Structured figure records:
** start **

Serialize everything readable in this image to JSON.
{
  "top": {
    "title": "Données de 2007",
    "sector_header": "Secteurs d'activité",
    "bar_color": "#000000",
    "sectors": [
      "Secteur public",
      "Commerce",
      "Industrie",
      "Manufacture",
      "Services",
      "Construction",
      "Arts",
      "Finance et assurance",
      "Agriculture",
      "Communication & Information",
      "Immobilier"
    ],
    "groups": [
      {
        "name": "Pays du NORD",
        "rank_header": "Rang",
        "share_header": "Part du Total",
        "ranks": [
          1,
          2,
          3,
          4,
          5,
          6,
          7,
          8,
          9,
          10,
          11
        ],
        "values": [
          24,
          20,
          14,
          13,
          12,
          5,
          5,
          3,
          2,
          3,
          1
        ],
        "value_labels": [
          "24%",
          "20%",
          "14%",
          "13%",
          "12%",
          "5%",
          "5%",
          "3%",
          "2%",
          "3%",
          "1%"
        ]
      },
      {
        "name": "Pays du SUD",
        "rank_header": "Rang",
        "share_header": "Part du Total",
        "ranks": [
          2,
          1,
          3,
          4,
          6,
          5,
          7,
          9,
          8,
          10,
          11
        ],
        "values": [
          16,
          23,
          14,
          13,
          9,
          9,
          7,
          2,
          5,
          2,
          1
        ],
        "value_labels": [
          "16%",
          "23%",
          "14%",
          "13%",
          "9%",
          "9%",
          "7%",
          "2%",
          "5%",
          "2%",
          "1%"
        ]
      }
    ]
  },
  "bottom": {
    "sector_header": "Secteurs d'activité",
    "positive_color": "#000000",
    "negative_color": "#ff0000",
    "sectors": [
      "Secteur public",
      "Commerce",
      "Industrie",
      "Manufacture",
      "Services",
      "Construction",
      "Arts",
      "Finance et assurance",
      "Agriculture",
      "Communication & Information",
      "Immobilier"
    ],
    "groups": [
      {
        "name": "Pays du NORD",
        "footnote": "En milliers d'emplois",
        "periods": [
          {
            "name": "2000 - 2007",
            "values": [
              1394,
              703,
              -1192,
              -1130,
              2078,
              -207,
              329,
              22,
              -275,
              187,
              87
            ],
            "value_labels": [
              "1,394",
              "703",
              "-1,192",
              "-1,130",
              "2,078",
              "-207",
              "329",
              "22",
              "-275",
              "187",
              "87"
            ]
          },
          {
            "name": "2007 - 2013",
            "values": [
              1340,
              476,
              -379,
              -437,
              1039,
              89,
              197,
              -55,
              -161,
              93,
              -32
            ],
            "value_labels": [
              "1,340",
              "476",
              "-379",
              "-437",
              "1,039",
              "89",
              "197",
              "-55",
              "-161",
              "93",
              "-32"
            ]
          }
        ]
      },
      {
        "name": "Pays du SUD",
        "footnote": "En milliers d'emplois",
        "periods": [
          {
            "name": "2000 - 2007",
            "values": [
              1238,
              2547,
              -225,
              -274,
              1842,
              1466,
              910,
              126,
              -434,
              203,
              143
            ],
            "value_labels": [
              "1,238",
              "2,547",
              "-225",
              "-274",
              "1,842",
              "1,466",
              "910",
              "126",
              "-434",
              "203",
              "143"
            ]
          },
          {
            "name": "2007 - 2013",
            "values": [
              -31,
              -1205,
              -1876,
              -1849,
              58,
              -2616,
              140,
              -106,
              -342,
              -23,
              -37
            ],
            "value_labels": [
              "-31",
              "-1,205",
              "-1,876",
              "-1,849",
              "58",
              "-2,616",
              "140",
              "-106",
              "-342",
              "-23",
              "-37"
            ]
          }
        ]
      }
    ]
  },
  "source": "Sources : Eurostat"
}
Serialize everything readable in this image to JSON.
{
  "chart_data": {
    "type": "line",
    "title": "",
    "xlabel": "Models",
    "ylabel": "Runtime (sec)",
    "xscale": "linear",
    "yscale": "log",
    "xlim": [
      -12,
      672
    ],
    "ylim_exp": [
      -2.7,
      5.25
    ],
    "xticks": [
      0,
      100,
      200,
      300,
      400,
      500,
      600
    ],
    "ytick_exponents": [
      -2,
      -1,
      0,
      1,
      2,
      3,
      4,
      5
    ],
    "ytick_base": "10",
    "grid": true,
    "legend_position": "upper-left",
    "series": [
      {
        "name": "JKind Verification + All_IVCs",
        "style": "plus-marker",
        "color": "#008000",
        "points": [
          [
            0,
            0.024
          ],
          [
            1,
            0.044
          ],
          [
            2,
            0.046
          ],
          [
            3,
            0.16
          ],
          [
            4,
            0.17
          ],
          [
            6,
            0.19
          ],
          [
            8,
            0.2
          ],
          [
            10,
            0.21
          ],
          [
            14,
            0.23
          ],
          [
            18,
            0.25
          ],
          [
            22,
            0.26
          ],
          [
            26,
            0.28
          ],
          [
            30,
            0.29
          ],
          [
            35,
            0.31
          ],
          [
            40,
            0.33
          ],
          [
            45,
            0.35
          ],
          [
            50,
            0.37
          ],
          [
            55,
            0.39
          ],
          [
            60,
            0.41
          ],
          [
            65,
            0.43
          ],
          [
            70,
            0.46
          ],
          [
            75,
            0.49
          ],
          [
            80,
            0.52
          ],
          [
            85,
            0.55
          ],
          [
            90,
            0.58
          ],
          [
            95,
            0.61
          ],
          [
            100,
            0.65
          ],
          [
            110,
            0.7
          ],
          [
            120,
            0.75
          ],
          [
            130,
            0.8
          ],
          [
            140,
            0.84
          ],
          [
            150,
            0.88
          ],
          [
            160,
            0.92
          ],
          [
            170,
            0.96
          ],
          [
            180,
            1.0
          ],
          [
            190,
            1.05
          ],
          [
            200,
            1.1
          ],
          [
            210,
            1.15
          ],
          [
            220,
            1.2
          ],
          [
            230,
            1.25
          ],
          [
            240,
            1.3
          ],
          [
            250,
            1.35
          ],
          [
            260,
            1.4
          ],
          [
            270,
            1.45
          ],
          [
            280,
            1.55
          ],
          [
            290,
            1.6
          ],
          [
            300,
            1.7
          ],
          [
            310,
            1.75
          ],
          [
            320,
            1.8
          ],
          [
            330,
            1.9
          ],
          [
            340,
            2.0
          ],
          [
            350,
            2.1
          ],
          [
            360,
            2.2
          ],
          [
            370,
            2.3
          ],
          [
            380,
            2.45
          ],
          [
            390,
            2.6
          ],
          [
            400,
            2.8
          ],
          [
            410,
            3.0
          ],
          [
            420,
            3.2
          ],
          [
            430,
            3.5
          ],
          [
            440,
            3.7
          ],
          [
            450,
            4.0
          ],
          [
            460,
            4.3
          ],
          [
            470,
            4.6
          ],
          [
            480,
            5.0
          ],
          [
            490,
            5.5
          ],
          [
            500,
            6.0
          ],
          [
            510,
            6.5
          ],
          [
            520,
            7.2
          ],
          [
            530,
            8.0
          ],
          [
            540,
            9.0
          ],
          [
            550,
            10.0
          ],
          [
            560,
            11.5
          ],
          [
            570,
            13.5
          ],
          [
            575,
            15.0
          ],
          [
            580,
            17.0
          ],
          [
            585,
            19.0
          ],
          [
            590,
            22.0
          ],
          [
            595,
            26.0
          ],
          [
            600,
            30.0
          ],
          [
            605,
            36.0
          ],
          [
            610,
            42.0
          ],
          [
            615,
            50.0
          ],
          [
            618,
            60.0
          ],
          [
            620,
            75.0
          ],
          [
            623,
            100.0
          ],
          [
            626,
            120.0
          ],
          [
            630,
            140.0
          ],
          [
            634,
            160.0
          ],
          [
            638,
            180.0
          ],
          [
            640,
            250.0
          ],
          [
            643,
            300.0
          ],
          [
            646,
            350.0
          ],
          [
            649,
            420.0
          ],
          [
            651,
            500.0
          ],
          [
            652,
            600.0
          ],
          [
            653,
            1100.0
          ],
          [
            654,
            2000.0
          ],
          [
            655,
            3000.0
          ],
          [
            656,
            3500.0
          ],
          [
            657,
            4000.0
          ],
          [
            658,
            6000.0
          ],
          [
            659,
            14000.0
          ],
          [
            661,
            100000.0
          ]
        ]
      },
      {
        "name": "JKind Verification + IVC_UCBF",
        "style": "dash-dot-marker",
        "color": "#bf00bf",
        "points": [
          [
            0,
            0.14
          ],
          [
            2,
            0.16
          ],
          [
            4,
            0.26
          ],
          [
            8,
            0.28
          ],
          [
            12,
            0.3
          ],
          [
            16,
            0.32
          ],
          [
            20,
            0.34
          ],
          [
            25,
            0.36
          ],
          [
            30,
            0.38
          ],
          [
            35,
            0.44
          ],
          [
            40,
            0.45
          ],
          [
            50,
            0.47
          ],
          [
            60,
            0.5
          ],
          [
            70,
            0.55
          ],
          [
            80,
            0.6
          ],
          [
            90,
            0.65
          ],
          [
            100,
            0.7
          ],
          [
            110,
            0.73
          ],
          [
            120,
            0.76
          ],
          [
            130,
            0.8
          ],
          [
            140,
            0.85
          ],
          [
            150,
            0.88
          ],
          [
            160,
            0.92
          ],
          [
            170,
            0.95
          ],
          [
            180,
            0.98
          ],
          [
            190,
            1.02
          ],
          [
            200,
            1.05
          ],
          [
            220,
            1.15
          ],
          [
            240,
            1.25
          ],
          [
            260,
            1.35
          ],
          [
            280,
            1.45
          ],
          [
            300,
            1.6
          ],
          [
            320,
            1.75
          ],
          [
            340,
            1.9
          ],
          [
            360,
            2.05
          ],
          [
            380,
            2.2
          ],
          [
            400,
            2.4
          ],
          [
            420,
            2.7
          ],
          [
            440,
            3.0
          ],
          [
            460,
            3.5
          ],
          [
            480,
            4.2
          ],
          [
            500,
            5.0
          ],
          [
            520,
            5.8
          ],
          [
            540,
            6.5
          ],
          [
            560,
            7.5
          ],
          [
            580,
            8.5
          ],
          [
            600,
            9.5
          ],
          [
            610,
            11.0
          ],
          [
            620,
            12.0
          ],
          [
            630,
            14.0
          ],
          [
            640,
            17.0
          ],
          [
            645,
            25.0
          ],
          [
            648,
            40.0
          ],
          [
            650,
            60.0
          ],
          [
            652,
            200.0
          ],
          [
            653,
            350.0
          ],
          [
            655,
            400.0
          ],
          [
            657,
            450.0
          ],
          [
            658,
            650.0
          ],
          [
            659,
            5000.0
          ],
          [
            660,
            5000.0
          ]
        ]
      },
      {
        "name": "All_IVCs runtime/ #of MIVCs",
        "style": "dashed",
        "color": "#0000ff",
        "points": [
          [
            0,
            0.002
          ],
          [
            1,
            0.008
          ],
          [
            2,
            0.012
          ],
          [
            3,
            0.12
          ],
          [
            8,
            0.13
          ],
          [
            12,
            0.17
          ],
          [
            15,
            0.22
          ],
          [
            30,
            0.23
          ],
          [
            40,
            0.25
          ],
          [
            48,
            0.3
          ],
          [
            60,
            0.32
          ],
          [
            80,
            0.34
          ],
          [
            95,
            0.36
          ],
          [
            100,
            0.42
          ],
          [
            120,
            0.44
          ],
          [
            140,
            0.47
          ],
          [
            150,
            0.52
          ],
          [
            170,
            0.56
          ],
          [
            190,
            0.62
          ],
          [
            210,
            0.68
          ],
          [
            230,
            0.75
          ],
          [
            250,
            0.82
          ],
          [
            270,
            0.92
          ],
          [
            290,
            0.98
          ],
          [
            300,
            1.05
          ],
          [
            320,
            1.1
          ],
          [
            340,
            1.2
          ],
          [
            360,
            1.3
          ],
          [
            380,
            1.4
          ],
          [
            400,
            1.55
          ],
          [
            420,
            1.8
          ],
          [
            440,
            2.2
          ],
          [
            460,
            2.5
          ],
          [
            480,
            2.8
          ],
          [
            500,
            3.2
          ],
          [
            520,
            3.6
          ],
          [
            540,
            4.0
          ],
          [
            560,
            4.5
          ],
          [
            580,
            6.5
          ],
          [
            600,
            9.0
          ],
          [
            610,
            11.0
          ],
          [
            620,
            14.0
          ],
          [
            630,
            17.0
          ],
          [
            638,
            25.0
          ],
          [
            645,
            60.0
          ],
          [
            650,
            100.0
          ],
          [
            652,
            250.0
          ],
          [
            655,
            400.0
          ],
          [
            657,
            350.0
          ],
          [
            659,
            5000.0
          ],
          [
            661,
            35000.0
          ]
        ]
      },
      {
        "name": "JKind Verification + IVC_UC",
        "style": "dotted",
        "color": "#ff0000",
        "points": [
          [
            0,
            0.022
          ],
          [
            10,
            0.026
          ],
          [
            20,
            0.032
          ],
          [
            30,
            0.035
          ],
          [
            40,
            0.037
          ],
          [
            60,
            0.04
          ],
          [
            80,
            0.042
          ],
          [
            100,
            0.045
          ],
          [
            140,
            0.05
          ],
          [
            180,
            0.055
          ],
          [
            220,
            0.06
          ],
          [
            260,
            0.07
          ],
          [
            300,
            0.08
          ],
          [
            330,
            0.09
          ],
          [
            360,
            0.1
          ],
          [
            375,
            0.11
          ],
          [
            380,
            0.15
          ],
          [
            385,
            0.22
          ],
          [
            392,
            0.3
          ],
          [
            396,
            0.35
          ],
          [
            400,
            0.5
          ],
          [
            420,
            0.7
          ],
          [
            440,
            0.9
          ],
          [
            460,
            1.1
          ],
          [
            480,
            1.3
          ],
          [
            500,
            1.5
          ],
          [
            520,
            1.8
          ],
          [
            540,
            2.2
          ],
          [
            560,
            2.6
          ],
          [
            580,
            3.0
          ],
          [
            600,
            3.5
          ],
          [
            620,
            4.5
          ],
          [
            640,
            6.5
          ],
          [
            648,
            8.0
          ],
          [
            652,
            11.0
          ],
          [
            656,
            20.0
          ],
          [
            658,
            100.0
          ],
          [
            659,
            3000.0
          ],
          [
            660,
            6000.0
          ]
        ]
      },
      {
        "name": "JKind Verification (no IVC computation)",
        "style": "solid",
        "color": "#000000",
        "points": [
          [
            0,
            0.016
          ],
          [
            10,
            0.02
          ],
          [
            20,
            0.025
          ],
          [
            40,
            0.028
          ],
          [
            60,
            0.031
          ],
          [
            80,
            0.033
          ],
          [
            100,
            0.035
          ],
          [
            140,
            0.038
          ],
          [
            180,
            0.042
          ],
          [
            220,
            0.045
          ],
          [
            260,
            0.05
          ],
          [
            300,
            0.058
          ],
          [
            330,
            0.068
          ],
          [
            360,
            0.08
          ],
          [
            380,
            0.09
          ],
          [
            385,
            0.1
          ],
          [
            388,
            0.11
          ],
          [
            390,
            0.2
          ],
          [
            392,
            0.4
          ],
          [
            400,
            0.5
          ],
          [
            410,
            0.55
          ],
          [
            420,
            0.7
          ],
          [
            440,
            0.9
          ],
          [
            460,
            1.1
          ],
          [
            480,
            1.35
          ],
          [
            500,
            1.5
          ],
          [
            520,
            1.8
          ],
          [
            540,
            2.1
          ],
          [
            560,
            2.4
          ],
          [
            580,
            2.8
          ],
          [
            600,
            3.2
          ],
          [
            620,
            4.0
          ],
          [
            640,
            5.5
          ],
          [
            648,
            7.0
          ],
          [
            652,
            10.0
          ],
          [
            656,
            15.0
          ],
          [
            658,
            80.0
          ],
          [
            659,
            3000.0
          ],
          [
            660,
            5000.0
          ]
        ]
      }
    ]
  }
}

** end **

▸ Stated problem
Say how many lines of the material contain the word "style", with no other text.

▸ Correct output
5